▶ _PROBLEM DESCRIPTION_
Please transcribe the listing below in full and word for word, without its pictures.

(Stored records)
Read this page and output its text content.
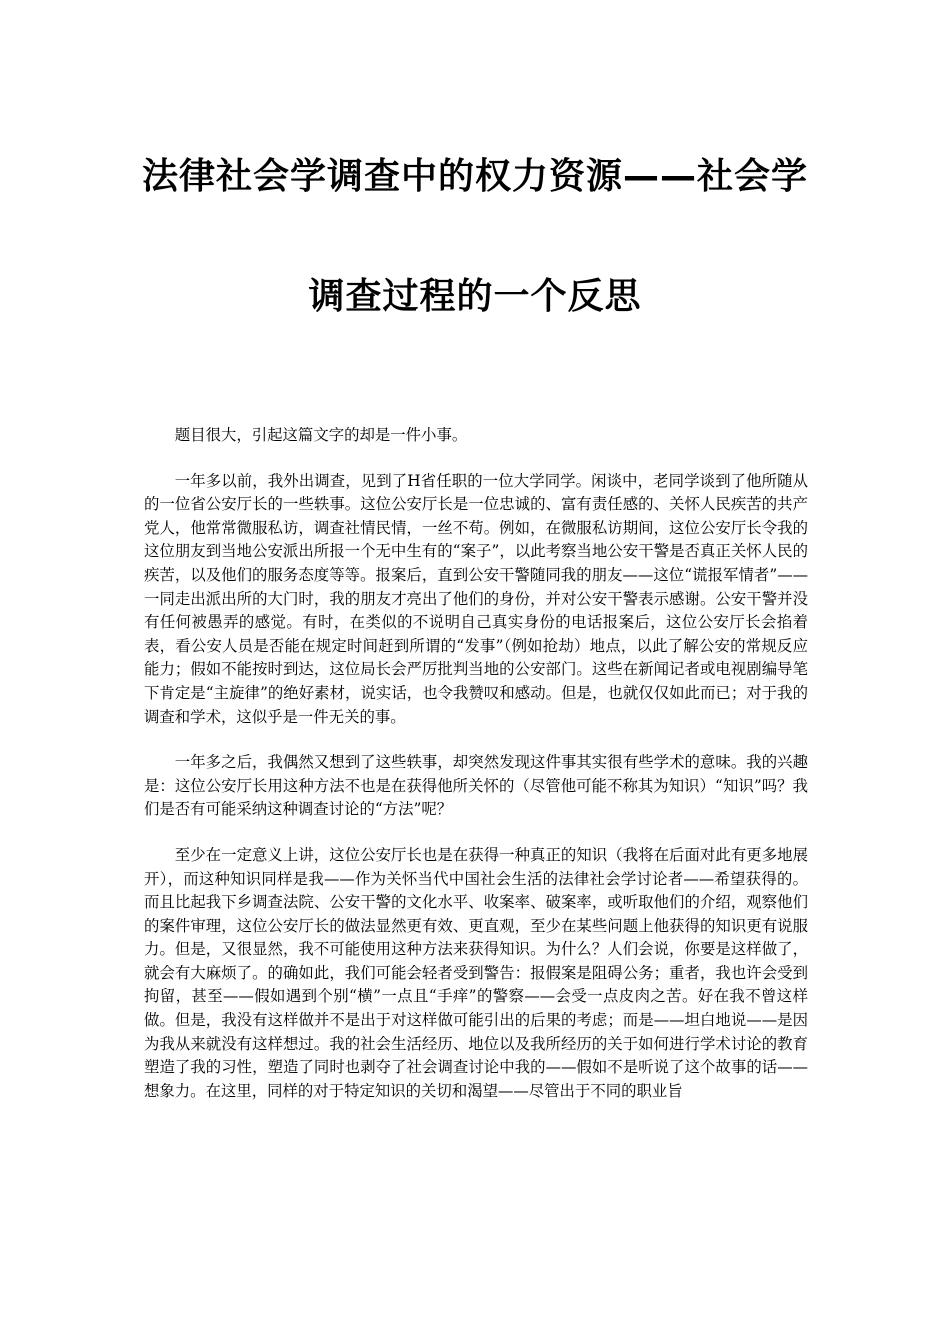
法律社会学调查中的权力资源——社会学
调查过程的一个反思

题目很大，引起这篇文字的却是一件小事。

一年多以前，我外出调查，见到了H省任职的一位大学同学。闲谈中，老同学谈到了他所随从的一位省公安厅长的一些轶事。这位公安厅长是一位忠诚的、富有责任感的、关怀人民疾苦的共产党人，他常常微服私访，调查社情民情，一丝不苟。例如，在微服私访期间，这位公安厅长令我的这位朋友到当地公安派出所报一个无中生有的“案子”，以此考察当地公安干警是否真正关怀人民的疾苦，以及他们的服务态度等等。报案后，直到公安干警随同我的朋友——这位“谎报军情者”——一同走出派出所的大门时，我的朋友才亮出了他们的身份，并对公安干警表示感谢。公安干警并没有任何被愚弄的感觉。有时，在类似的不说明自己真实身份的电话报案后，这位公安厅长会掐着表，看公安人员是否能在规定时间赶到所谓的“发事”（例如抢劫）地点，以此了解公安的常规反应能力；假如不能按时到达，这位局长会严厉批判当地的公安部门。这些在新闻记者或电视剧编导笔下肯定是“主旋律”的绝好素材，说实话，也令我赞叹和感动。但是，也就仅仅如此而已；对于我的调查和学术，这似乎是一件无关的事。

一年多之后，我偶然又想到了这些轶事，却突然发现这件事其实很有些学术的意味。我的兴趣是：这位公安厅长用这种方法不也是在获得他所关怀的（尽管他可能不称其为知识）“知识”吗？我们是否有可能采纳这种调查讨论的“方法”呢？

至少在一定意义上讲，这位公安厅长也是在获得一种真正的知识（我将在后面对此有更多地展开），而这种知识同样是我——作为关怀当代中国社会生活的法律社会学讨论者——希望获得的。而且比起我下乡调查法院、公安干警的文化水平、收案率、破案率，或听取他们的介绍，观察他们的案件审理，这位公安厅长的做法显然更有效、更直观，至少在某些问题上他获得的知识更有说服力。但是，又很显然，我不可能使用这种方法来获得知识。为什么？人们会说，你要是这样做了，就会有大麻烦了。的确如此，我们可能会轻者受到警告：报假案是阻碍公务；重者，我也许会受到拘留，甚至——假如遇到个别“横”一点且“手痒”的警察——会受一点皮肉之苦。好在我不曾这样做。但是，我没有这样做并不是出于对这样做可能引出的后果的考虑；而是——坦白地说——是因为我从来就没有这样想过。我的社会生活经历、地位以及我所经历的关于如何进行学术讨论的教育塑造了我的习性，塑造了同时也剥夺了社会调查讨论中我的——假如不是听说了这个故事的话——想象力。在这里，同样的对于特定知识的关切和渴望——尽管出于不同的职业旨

▶ _TASK RESPONSE_
Read this page and output its text content.
法律社会学调查中的权力资源——社会学
调查过程的一个反思

题目很大，引起这篇文字的却是一件小事。

一年多以前，我外出调查，见到了H省任职的一位大学同学。闲谈中，老同学谈到了他所随从的一位省公安厅长的一些轶事。这位公安厅长是一位忠诚的、富有责任感的、关怀人民疾苦的共产党人，他常常微服私访，调查社情民情，一丝不苟。例如，在微服私访期间，这位公安厅长令我的这位朋友到当地公安派出所报一个无中生有的“案子”，以此考察当地公安干警是否真正关怀人民的疾苦，以及他们的服务态度等等。报案后，直到公安干警随同我的朋友——这位“谎报军情者”——一同走出派出所的大门时，我的朋友才亮出了他们的身份，并对公安干警表示感谢。公安干警并没有任何被愚弄的感觉。有时，在类似的不说明自己真实身份的电话报案后，这位公安厅长会掐着表，看公安人员是否能在规定时间赶到所谓的“发事”（例如抢劫）地点，以此了解公安的常规反应能力；假如不能按时到达，这位局长会严厉批判当地的公安部门。这些在新闻记者或电视剧编导笔下肯定是“主旋律”的绝好素材，说实话，也令我赞叹和感动。但是，也就仅仅如此而已；对于我的调查和学术，这似乎是一件无关的事。

一年多之后，我偶然又想到了这些轶事，却突然发现这件事其实很有些学术的意味。我的兴趣是：这位公安厅长用这种方法不也是在获得他所关怀的（尽管他可能不称其为知识）“知识”吗？我们是否有可能采纳这种调查讨论的“方法”呢？

至少在一定意义上讲，这位公安厅长也是在获得一种真正的知识（我将在后面对此有更多地展开），而这种知识同样是我——作为关怀当代中国社会生活的法律社会学讨论者——希望获得的。而且比起我下乡调查法院、公安干警的文化水平、收案率、破案率，或听取他们的介绍，观察他们的案件审理，这位公安厅长的做法显然更有效、更直观，至少在某些问题上他获得的知识更有说服力。但是，又很显然，我不可能使用这种方法来获得知识。为什么？人们会说，你要是这样做了，就会有大麻烦了。的确如此，我们可能会轻者受到警告：报假案是阻碍公务；重者，我也许会受到拘留，甚至——假如遇到个别“横”一点且“手痒”的警察——会受一点皮肉之苦。好在我不曾这样做。但是，我没有这样做并不是出于对这样做可能引出的后果的考虑；而是——坦白地说——是因为我从来就没有这样想过。我的社会生活经历、地位以及我所经历的关于如何进行学术讨论的教育塑造了我的习性，塑造了同时也剥夺了社会调查讨论中我的——假如不是听说了这个故事的话——想象力。在这里，同样的对于特定知识的关切和渴望——尽管出于不同的职业旨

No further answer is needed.